[START OF AVAILABLE DATA]

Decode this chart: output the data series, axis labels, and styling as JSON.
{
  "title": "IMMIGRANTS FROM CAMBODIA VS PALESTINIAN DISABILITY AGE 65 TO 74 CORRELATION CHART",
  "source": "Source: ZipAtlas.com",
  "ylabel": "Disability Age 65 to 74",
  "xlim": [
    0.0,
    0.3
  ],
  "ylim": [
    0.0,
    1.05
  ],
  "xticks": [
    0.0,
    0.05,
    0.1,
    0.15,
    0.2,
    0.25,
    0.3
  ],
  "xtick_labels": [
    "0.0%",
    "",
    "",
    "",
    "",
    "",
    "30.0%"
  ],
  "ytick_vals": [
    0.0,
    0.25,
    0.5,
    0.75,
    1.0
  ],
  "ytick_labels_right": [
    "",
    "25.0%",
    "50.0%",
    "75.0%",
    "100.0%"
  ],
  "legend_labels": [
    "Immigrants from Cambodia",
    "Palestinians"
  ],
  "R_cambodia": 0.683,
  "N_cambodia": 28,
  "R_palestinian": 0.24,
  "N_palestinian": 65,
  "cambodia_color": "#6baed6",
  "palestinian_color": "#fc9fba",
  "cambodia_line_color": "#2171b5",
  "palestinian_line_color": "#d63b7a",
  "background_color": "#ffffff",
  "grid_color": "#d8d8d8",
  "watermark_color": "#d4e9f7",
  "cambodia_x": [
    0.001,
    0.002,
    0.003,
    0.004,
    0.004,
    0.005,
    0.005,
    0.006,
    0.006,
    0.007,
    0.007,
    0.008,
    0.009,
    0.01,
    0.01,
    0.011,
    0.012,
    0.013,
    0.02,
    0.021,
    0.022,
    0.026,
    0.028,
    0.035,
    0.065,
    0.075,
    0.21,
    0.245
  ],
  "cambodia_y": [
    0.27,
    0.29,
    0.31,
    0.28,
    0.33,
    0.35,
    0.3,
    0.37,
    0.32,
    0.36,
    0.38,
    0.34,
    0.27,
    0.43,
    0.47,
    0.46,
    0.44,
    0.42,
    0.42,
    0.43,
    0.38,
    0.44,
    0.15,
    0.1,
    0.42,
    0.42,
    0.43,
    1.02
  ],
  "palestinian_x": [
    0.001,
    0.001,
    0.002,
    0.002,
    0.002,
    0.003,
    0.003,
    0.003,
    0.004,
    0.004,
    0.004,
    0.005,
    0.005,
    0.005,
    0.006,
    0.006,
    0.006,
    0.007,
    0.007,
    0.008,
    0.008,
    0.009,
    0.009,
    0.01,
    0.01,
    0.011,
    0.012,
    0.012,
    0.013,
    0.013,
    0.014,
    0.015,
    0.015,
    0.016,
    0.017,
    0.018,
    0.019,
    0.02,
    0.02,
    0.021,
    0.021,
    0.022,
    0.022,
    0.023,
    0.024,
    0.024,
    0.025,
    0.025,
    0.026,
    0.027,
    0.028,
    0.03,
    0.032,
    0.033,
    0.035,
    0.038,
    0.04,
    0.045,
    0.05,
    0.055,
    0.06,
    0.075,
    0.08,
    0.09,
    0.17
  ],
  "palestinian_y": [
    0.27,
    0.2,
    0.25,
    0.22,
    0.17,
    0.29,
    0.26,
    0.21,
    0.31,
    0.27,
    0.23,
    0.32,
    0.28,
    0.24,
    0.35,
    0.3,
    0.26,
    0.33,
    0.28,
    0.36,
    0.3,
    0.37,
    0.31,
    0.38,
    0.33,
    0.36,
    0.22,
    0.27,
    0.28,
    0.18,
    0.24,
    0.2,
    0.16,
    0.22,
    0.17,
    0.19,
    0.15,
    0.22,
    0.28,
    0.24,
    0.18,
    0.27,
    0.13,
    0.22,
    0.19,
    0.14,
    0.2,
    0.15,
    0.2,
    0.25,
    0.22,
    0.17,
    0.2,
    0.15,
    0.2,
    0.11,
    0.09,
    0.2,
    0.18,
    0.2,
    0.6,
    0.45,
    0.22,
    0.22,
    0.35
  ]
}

[END OF AVAILABLE DATA]

Write every entry out again exactly.

### THE ANSWER
Decode this chart: output the data series, axis labels, and styling as JSON.
{
  "title": "IMMIGRANTS FROM CAMBODIA VS PALESTINIAN DISABILITY AGE 65 TO 74 CORRELATION CHART",
  "source": "Source: ZipAtlas.com",
  "ylabel": "Disability Age 65 to 74",
  "xlim": [
    0.0,
    0.3
  ],
  "ylim": [
    0.0,
    1.05
  ],
  "xticks": [
    0.0,
    0.05,
    0.1,
    0.15,
    0.2,
    0.25,
    0.3
  ],
  "xtick_labels": [
    "0.0%",
    "",
    "",
    "",
    "",
    "",
    "30.0%"
  ],
  "ytick_vals": [
    0.0,
    0.25,
    0.5,
    0.75,
    1.0
  ],
  "ytick_labels_right": [
    "",
    "25.0%",
    "50.0%",
    "75.0%",
    "100.0%"
  ],
  "legend_labels": [
    "Immigrants from Cambodia",
    "Palestinians"
  ],
  "R_cambodia": 0.683,
  "N_cambodia": 28,
  "R_palestinian": 0.24,
  "N_palestinian": 65,
  "cambodia_color": "#6baed6",
  "palestinian_color": "#fc9fba",
  "cambodia_line_color": "#2171b5",
  "palestinian_line_color": "#d63b7a",
  "background_color": "#ffffff",
  "grid_color": "#d8d8d8",
  "watermark_color": "#d4e9f7",
  "cambodia_x": [
    0.001,
    0.002,
    0.003,
    0.004,
    0.004,
    0.005,
    0.005,
    0.006,
    0.006,
    0.007,
    0.007,
    0.008,
    0.009,
    0.01,
    0.01,
    0.011,
    0.012,
    0.013,
    0.02,
    0.021,
    0.022,
    0.026,
    0.028,
    0.035,
    0.065,
    0.075,
    0.21,
    0.245
  ],
  "cambodia_y": [
    0.27,
    0.29,
    0.31,
    0.28,
    0.33,
    0.35,
    0.3,
    0.37,
    0.32,
    0.36,
    0.38,
    0.34,
    0.27,
    0.43,
    0.47,
    0.46,
    0.44,
    0.42,
    0.42,
    0.43,
    0.38,
    0.44,
    0.15,
    0.1,
    0.42,
    0.42,
    0.43,
    1.02
  ],
  "palestinian_x": [
    0.001,
    0.001,
    0.002,
    0.002,
    0.002,
    0.003,
    0.003,
    0.003,
    0.004,
    0.004,
    0.004,
    0.005,
    0.005,
    0.005,
    0.006,
    0.006,
    0.006,
    0.007,
    0.007,
    0.008,
    0.008,
    0.009,
    0.009,
    0.01,
    0.01,
    0.011,
    0.012,
    0.012,
    0.013,
    0.013,
    0.014,
    0.015,
    0.015,
    0.016,
    0.017,
    0.018,
    0.019,
    0.02,
    0.02,
    0.021,
    0.021,
    0.022,
    0.022,
    0.023,
    0.024,
    0.024,
    0.025,
    0.025,
    0.026,
    0.027,
    0.028,
    0.03,
    0.032,
    0.033,
    0.035,
    0.038,
    0.04,
    0.045,
    0.05,
    0.055,
    0.06,
    0.075,
    0.08,
    0.09,
    0.17
  ],
  "palestinian_y": [
    0.27,
    0.2,
    0.25,
    0.22,
    0.17,
    0.29,
    0.26,
    0.21,
    0.31,
    0.27,
    0.23,
    0.32,
    0.28,
    0.24,
    0.35,
    0.3,
    0.26,
    0.33,
    0.28,
    0.36,
    0.3,
    0.37,
    0.31,
    0.38,
    0.33,
    0.36,
    0.22,
    0.27,
    0.28,
    0.18,
    0.24,
    0.2,
    0.16,
    0.22,
    0.17,
    0.19,
    0.15,
    0.22,
    0.28,
    0.24,
    0.18,
    0.27,
    0.13,
    0.22,
    0.19,
    0.14,
    0.2,
    0.15,
    0.2,
    0.25,
    0.22,
    0.17,
    0.2,
    0.15,
    0.2,
    0.11,
    0.09,
    0.2,
    0.18,
    0.2,
    0.6,
    0.45,
    0.22,
    0.22,
    0.35
  ]
}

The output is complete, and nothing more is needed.